◆ Problem to solve: Copy out all lines carrying the word "name".

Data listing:
---

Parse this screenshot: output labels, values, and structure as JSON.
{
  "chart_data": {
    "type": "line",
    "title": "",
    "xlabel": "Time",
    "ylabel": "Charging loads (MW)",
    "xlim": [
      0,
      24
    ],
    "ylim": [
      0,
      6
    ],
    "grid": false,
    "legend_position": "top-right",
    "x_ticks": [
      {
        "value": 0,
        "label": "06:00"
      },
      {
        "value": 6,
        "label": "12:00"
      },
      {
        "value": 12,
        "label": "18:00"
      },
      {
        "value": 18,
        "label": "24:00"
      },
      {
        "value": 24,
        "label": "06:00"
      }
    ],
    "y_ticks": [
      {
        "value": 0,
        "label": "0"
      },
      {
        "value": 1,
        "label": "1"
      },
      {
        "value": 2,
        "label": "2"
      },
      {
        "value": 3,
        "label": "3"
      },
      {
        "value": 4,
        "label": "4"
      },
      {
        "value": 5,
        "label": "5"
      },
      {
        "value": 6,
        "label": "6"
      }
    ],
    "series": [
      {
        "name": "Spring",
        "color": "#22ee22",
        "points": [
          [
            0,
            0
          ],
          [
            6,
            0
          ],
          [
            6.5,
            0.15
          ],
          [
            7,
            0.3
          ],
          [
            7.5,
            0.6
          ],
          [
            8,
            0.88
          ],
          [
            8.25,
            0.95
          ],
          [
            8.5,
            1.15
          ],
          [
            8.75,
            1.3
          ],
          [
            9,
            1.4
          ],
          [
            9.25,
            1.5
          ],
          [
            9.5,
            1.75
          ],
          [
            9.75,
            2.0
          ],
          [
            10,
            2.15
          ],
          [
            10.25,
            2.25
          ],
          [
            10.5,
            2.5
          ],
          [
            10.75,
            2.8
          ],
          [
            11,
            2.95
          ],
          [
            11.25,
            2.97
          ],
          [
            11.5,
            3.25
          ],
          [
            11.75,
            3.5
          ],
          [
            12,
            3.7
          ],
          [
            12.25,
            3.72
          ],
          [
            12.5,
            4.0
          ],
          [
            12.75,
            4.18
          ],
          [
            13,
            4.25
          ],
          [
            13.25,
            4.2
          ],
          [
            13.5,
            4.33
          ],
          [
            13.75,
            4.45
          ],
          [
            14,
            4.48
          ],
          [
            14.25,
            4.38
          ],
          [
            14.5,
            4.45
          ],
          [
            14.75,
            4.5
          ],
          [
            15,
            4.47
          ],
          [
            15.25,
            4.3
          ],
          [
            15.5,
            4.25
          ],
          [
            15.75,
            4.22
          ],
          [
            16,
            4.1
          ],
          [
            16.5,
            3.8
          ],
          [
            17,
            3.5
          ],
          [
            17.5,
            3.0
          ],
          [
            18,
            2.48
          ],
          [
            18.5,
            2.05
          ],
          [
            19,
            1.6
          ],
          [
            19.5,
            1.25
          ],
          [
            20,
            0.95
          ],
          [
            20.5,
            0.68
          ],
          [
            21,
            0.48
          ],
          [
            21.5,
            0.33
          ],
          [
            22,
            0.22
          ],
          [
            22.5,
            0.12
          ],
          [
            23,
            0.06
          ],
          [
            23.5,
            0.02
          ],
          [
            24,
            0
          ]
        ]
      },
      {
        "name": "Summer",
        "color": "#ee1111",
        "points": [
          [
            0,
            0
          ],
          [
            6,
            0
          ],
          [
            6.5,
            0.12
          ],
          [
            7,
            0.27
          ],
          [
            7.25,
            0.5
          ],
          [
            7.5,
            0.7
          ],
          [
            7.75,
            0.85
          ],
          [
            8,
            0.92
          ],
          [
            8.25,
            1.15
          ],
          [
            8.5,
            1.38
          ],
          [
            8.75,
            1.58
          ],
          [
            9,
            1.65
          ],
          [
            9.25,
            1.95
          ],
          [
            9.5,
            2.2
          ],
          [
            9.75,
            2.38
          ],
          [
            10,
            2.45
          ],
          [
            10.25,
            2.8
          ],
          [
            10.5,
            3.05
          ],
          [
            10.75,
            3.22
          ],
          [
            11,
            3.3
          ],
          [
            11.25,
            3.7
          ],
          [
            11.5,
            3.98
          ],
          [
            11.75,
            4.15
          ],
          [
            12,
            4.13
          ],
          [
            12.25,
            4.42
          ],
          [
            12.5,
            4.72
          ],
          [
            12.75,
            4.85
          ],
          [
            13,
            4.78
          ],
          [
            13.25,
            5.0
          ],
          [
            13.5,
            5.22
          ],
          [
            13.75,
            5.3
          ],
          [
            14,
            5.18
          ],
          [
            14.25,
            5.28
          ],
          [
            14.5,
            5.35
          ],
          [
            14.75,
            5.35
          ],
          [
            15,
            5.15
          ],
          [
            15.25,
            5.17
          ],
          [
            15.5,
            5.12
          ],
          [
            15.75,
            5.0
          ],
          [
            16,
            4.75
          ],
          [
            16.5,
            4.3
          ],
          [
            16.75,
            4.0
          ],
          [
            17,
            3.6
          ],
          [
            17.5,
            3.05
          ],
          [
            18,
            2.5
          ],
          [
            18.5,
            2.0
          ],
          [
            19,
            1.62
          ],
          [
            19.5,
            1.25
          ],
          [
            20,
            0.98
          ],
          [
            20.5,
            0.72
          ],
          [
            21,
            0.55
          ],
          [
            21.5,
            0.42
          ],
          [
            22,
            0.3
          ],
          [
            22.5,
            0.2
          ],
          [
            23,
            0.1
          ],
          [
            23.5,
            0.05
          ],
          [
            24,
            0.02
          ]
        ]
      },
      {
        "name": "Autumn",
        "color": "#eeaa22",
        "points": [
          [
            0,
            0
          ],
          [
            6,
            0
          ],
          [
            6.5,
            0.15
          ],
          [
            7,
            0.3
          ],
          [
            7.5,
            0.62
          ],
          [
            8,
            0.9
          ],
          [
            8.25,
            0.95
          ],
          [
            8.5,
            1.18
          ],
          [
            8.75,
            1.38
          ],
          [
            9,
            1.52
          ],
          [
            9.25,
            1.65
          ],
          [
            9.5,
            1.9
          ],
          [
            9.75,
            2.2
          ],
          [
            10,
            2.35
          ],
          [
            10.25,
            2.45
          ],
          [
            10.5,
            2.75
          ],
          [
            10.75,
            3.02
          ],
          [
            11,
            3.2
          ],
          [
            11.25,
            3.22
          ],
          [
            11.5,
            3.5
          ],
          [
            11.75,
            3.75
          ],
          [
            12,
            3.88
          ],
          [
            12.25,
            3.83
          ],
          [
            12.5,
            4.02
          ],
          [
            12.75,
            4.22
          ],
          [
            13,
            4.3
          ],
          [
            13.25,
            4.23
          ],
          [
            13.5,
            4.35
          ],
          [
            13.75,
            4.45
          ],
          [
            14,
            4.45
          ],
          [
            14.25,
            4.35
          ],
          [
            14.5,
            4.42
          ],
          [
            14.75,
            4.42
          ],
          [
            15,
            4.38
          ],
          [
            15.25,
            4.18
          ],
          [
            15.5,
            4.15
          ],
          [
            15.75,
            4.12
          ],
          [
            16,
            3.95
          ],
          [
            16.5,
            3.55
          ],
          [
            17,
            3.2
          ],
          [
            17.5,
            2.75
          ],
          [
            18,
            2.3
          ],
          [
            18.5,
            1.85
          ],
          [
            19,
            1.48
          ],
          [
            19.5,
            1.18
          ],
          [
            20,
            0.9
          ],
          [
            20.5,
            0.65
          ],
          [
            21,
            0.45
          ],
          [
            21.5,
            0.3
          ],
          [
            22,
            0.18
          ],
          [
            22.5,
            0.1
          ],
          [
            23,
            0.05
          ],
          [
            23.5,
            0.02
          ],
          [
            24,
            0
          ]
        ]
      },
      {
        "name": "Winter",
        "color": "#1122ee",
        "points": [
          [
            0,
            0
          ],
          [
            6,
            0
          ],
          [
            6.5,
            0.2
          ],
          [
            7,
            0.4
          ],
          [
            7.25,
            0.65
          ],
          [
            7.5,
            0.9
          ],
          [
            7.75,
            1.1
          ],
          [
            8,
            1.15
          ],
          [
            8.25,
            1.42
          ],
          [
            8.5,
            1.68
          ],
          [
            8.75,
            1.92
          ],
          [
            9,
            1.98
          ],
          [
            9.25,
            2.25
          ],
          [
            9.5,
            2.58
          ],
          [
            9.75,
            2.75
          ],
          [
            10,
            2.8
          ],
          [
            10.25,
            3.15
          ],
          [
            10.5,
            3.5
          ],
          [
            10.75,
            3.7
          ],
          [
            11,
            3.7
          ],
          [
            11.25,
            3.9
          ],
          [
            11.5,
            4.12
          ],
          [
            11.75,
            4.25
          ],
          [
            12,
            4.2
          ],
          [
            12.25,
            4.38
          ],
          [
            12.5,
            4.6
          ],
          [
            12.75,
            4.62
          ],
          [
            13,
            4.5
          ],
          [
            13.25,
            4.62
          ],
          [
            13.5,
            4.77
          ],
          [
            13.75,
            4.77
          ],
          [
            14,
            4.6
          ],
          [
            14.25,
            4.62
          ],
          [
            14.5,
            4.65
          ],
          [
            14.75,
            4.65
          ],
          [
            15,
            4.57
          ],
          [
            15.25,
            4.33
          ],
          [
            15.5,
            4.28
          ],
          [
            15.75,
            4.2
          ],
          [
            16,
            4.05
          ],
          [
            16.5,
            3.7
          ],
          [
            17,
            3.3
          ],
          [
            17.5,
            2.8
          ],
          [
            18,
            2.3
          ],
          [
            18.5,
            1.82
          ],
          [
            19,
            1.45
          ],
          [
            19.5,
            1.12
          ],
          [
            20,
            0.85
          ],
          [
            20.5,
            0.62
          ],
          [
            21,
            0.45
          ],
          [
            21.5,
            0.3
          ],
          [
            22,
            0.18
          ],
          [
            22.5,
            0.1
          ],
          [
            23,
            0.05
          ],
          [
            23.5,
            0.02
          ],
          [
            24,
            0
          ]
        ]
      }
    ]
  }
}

---

◆ Answer:
        "name": "Spring",
        "name": "Summer",
        "name": "Autumn",
        "name": "Winter",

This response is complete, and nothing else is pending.